→ **AIM**
State how many lines of the entries include the string "FertilityFriend", please, leaving out everything but the number.

====================

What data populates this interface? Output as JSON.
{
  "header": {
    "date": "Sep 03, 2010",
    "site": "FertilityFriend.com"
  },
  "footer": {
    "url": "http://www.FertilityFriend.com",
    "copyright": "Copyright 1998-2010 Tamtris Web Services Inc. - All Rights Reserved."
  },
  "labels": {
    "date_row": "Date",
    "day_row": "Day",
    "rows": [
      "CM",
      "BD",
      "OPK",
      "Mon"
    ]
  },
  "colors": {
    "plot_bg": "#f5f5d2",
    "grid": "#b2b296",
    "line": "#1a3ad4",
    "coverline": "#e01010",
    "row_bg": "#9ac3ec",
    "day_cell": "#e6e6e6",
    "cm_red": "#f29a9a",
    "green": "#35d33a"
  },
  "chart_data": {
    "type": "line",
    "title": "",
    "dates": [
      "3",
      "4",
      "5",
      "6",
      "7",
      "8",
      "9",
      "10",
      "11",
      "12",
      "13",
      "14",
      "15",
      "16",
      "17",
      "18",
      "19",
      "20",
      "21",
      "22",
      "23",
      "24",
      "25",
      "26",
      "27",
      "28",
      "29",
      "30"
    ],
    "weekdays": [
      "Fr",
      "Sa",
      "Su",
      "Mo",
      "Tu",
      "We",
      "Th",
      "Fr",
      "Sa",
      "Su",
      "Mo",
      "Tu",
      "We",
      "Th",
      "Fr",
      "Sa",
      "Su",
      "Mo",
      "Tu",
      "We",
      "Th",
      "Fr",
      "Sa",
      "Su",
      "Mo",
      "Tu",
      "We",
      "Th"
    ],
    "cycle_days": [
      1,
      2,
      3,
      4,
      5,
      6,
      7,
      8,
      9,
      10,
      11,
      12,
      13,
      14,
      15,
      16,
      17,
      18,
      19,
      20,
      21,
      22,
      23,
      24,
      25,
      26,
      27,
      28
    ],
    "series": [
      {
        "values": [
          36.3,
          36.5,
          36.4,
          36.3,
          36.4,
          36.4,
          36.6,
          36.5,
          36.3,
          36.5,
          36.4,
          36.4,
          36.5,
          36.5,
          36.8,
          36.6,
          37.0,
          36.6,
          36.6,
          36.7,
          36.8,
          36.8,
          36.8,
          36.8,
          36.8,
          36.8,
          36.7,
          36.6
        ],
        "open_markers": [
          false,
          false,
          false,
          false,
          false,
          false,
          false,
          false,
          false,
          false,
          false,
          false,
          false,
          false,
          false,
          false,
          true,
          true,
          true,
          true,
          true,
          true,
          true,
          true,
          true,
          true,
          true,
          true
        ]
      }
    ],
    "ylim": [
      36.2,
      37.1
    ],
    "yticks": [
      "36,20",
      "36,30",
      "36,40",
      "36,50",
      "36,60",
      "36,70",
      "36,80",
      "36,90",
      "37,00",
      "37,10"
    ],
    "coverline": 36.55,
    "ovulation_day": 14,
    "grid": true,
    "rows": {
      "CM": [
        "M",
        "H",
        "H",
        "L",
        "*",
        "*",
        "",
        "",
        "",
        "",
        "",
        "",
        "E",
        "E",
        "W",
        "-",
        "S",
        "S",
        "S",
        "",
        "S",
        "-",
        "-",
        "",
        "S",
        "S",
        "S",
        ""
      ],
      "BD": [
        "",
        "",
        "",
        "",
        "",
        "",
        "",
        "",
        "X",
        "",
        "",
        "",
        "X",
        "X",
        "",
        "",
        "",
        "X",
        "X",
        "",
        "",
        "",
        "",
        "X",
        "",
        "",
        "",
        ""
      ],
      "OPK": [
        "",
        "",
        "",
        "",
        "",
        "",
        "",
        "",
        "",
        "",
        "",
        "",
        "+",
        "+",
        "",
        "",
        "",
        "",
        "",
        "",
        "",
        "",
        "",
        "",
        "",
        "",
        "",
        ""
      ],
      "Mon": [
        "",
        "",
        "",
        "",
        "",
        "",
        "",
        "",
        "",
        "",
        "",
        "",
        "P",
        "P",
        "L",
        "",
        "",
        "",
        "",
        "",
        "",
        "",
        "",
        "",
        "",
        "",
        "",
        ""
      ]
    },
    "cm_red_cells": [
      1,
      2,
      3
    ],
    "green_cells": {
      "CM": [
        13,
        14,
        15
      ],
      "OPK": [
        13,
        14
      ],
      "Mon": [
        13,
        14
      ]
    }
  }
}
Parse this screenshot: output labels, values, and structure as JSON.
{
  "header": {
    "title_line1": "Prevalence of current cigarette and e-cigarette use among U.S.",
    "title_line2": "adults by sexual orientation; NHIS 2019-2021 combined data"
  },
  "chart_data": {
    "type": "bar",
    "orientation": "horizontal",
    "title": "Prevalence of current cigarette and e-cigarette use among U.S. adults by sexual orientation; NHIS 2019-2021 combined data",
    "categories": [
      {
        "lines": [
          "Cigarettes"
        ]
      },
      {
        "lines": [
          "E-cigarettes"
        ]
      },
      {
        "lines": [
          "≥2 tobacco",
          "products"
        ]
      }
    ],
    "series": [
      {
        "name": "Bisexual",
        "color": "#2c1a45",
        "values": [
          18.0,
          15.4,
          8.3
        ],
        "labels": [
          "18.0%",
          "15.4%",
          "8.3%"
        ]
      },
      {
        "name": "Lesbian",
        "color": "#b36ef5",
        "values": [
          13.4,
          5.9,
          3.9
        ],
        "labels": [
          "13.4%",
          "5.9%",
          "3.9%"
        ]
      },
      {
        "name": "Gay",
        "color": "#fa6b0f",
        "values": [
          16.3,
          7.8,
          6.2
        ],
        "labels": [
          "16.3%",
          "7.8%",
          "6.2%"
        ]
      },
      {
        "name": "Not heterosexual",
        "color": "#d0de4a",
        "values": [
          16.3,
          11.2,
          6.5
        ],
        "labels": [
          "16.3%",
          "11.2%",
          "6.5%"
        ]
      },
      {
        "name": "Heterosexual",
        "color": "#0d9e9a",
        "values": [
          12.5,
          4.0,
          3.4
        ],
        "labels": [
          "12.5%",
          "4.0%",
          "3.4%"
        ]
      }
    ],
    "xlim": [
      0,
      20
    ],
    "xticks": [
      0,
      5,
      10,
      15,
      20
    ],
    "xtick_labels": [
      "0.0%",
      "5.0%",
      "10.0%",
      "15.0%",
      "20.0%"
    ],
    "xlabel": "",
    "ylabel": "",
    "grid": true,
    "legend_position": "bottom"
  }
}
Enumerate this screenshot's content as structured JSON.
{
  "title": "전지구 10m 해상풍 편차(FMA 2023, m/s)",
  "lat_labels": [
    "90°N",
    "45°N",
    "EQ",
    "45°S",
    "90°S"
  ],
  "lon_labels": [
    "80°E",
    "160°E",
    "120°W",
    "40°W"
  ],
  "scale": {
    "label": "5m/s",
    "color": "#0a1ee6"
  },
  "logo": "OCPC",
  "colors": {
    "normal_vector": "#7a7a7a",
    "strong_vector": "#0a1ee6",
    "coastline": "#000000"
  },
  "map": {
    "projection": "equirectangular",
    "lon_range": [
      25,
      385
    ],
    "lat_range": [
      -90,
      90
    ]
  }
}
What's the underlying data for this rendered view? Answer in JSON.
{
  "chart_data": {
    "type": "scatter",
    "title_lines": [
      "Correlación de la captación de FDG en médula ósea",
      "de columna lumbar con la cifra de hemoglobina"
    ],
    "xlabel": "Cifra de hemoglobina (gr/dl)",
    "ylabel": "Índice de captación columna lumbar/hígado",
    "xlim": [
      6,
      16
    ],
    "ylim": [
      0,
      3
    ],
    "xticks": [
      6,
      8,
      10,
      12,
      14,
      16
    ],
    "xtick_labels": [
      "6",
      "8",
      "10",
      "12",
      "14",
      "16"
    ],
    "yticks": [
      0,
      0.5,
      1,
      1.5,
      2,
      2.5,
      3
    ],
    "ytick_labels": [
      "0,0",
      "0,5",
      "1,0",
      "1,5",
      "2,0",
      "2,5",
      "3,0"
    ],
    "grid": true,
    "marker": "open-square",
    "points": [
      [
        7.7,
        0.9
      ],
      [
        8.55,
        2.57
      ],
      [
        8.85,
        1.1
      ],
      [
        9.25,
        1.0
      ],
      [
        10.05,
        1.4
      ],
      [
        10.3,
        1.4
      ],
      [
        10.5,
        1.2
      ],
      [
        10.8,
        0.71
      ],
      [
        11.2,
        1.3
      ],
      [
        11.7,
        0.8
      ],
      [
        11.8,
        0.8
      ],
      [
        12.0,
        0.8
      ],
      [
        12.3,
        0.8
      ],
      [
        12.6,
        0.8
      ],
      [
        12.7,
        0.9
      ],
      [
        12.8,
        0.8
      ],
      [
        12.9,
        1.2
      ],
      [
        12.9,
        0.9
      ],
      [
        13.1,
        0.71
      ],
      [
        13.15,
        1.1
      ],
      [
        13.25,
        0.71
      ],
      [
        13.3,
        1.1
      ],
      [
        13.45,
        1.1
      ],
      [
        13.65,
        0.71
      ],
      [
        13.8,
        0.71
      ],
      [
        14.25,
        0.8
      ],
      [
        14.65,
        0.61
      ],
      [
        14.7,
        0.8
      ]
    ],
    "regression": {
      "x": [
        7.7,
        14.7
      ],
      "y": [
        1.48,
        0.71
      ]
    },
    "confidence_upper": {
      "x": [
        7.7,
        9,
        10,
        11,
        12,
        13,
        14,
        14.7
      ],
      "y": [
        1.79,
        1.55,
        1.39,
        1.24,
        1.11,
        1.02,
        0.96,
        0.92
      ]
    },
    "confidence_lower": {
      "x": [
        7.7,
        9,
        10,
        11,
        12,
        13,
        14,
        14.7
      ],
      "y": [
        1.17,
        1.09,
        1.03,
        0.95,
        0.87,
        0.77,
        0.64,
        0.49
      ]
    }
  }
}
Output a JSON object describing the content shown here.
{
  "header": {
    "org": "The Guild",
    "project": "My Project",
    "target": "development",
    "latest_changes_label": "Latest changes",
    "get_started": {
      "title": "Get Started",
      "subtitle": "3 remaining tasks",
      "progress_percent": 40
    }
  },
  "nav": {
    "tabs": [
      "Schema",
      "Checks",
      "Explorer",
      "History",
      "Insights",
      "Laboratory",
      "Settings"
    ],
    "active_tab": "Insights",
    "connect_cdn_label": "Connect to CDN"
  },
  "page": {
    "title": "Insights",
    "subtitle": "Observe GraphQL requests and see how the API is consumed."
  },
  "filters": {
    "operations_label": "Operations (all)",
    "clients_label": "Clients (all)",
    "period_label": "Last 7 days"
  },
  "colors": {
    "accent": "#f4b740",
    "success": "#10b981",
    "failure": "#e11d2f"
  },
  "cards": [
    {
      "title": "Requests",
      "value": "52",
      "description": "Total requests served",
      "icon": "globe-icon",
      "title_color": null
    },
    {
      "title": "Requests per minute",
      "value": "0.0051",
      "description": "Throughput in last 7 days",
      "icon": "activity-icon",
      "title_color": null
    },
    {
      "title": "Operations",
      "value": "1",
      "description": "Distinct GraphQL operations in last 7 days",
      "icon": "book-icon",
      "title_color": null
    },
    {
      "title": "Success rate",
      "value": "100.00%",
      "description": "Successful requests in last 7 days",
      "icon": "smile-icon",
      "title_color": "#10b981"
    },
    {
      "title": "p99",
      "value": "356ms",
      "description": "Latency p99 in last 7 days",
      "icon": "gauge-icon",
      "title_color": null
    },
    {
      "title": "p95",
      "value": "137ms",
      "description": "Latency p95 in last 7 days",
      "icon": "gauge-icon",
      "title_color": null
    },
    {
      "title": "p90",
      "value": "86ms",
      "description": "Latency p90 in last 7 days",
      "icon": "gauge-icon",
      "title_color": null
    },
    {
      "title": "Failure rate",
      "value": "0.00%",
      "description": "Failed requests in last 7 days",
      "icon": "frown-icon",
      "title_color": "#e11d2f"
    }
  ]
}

====================

→ **RESULT FOR THIS EXERCISE**
2